Prompt:
Each entry below should be echoed exactly, with pictures omitted.

= = = = = = =

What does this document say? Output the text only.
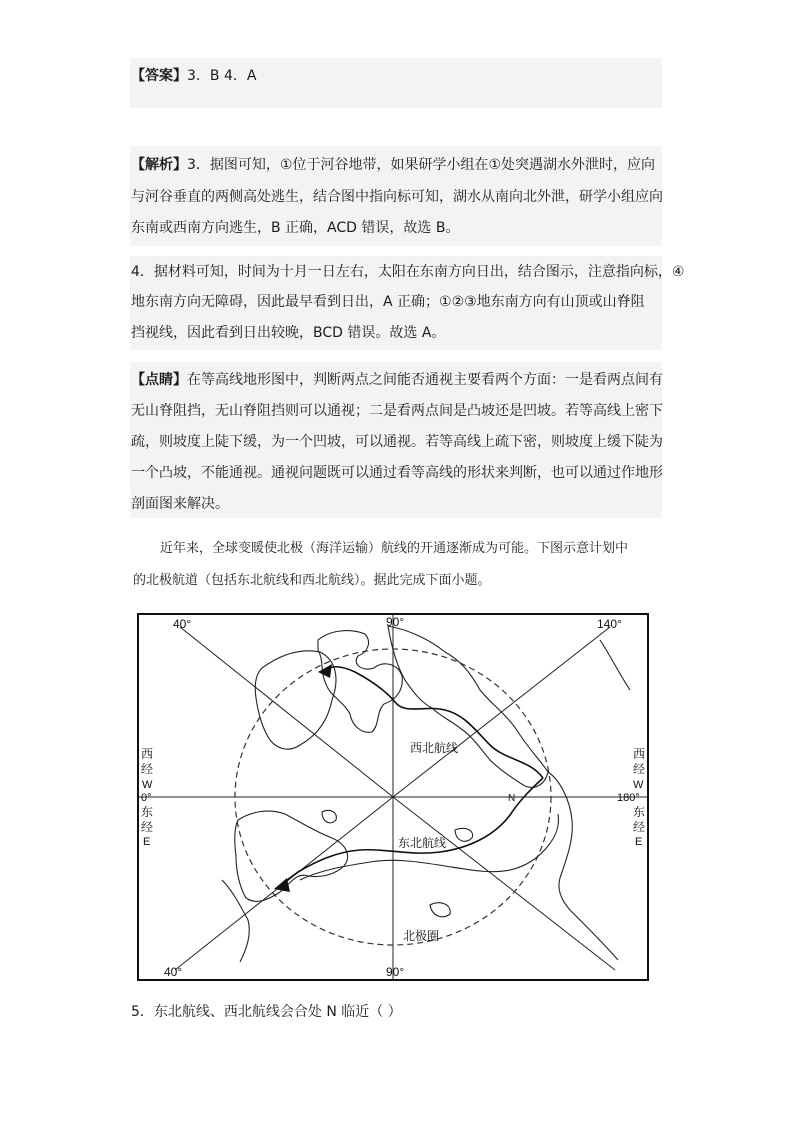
【答案】3．B 4．A
【解析】3．据图可知，①位于河谷地带，如果研学小组在①处突遇湖水外泄时，应向
与河谷垂直的两侧高处逃生，结合图中指向标可知，湖水从南向北外泄，研学小组应向
东南或西南方向逃生，B 正确，ACD 错误，故选 B。
4．据材料可知，时间为十月一日左右，太阳在东南方向日出，结合图示，注意指向标，④
地东南方向无障碍，因此最早看到日出，A 正确；①②③地东南方向有山顶或山脊阻
挡视线，因此看到日出较晚，BCD 错误。故选 A。
【点睛】在等高线地形图中，判断两点之间能否通视主要看两个方面：一是看两点间有
无山脊阻挡，无山脊阻挡则可以通视；二是看两点间是凸坡还是凹坡。若等高线上密下
疏，则坡度上陡下缓，为一个凹坡，可以通视。若等高线上疏下密，则坡度上缓下陡为
一个凸坡，不能通视。通视问题既可以通过看等高线的形状来判断，也可以通过作地形
剖面图来解决。
近年来，全球变暖使北极（海洋运输）航线的开通逐渐成为可能。下图示意计划中
的北极航道（包括东北航线和西北航线）。据此完成下面小题。
40°	90°	140°
40°	90°
西
经
W
0°
东
经
E
西
经
W
180°
东
经
E
西北航线
东北航线
北极圈
N
5．东北航线、西北航线会合处 N 临近（ ）
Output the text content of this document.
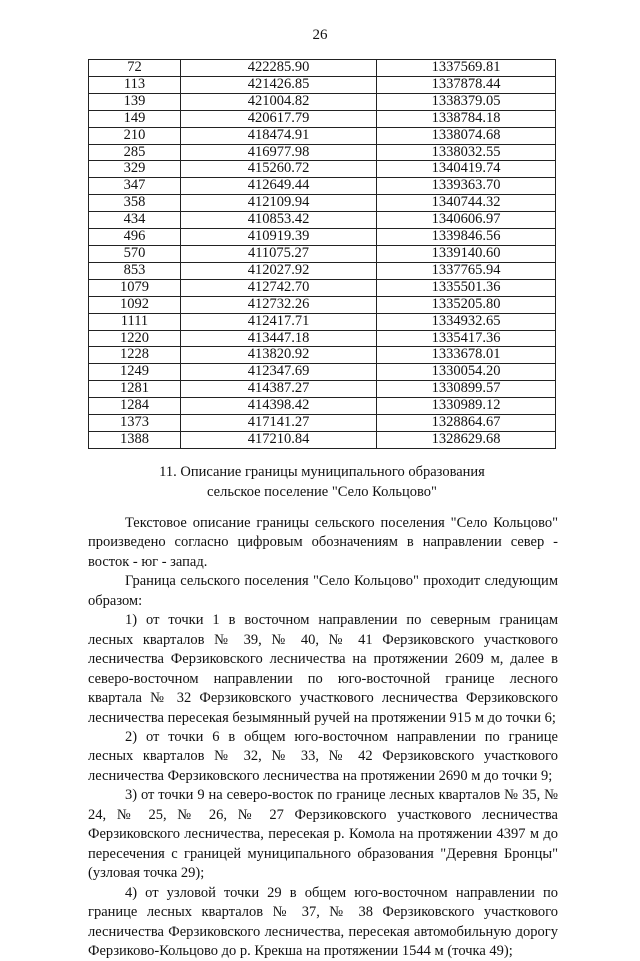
26
72	422285.90	1337569.81
113	421426.85	1337878.44
139	421004.82	1338379.05
149	420617.79	1338784.18
210	418474.91	1338074.68
285	416977.98	1338032.55
329	415260.72	1340419.74
347	412649.44	1339363.70
358	412109.94	1340744.32
434	410853.42	1340606.97
496	410919.39	1339846.56
570	411075.27	1339140.60
853	412027.92	1337765.94
1079	412742.70	1335501.36
1092	412732.26	1335205.80
1111	412417.71	1334932.65
1220	413447.18	1335417.36
1228	413820.92	1333678.01
1249	412347.69	1330054.20
1281	414387.27	1330899.57
1284	414398.42	1330989.12
1373	417141.27	1328864.67
1388	417210.84	1328629.68
11. Описание границы муниципального образования
сельское поселение "Село Кольцово"

Текстовое описание границы сельского поселения "Село Кольцово" произведено согласно цифровым обозначениям в направлении север - восток - юг - запад.

Граница сельского поселения "Село Кольцово" проходит следующим образом:

1) от точки 1 в восточном направлении по северным границам лесных кварталов № 39, № 40, № 41 Ферзиковского участкового лесничества Ферзиковского лесничества на протяжении 2609 м, далее в северо-восточном направлении по юго-восточной границе лесного квартала № 32 Ферзиковского участкового лесничества Ферзиковского лесничества пересекая безымянный ручей на протяжении 915 м до точки 6;

2) от точки 6 в общем юго-восточном направлении по границе лесных кварталов № 32, № 33, № 42 Ферзиковского участкового лесничества Ферзиковского лесничества на протяжении 2690 м до точки 9;

3) от точки 9 на северо-восток по границе лесных кварталов № 35, № 24, № 25, № 26, № 27 Ферзиковского участкового лесничества Ферзиковского лесничества, пересекая р. Комола на протяжении 4397 м до пересечения с границей муниципального образования "Деревня Бронцы" (узловая точка 29);

4) от узловой точки 29 в общем юго-восточном направлении по границе лесных кварталов № 37, № 38 Ферзиковского участкового лесничества Ферзиковского лесничества, пересекая автомобильную дорогу Ферзиково-Кольцово до р. Крекша на протяжении 1544 м (точка 49);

= = = = = = =

Correct output:
What does this document say? Output the text only.
【答案】3．B 4．A
【解析】3．据图可知，①位于河谷地带，如果研学小组在①处突遇湖水外泄时，应向
与河谷垂直的两侧高处逃生，结合图中指向标可知，湖水从南向北外泄，研学小组应向
东南或西南方向逃生，B 正确，ACD 错误，故选 B。
4．据材料可知，时间为十月一日左右，太阳在东南方向日出，结合图示，注意指向标，④
地东南方向无障碍，因此最早看到日出，A 正确；①②③地东南方向有山顶或山脊阻
挡视线，因此看到日出较晚，BCD 错误。故选 A。
【点睛】在等高线地形图中，判断两点之间能否通视主要看两个方面：一是看两点间有
无山脊阻挡，无山脊阻挡则可以通视；二是看两点间是凸坡还是凹坡。若等高线上密下
疏，则坡度上陡下缓，为一个凹坡，可以通视。若等高线上疏下密，则坡度上缓下陡为
一个凸坡，不能通视。通视问题既可以通过看等高线的形状来判断，也可以通过作地形
剖面图来解决。
近年来，全球变暖使北极（海洋运输）航线的开通逐渐成为可能。下图示意计划中
的北极航道（包括东北航线和西北航线）。据此完成下面小题。
40°	90°	140°
40°	90°
西
经
W
0°
东
经
E
西
经
W
180°
东
经
E
西北航线
东北航线
北极圈
N
5．东北航线、西北航线会合处 N 临近（ ）
Output the text content of this document.
26
72	422285.90	1337569.81
113	421426.85	1337878.44
139	421004.82	1338379.05
149	420617.79	1338784.18
210	418474.91	1338074.68
285	416977.98	1338032.55
329	415260.72	1340419.74
347	412649.44	1339363.70
358	412109.94	1340744.32
434	410853.42	1340606.97
496	410919.39	1339846.56
570	411075.27	1339140.60
853	412027.92	1337765.94
1079	412742.70	1335501.36
1092	412732.26	1335205.80
1111	412417.71	1334932.65
1220	413447.18	1335417.36
1228	413820.92	1333678.01
1249	412347.69	1330054.20
1281	414387.27	1330899.57
1284	414398.42	1330989.12
1373	417141.27	1328864.67
1388	417210.84	1328629.68
11. Описание границы муниципального образования
сельское поселение "Село Кольцово"

Текстовое описание границы сельского поселения "Село Кольцово" произведено согласно цифровым обозначениям в направлении север - восток - юг - запад.

Граница сельского поселения "Село Кольцово" проходит следующим образом:

1) от точки 1 в восточном направлении по северным границам лесных кварталов № 39, № 40, № 41 Ферзиковского участкового лесничества Ферзиковского лесничества на протяжении 2609 м, далее в северо-восточном направлении по юго-восточной границе лесного квартала № 32 Ферзиковского участкового лесничества Ферзиковского лесничества пересекая безымянный ручей на протяжении 915 м до точки 6;

2) от точки 6 в общем юго-восточном направлении по границе лесных кварталов № 32, № 33, № 42 Ферзиковского участкового лесничества Ферзиковского лесничества на протяжении 2690 м до точки 9;

3) от точки 9 на северо-восток по границе лесных кварталов № 35, № 24, № 25, № 26, № 27 Ферзиковского участкового лесничества Ферзиковского лесничества, пересекая р. Комола на протяжении 4397 м до пересечения с границей муниципального образования "Деревня Бронцы" (узловая точка 29);

4) от узловой точки 29 в общем юго-восточном направлении по границе лесных кварталов № 37, № 38 Ферзиковского участкового лесничества Ферзиковского лесничества, пересекая автомобильную дорогу Ферзиково-Кольцово до р. Крекша на протяжении 1544 м (точка 49);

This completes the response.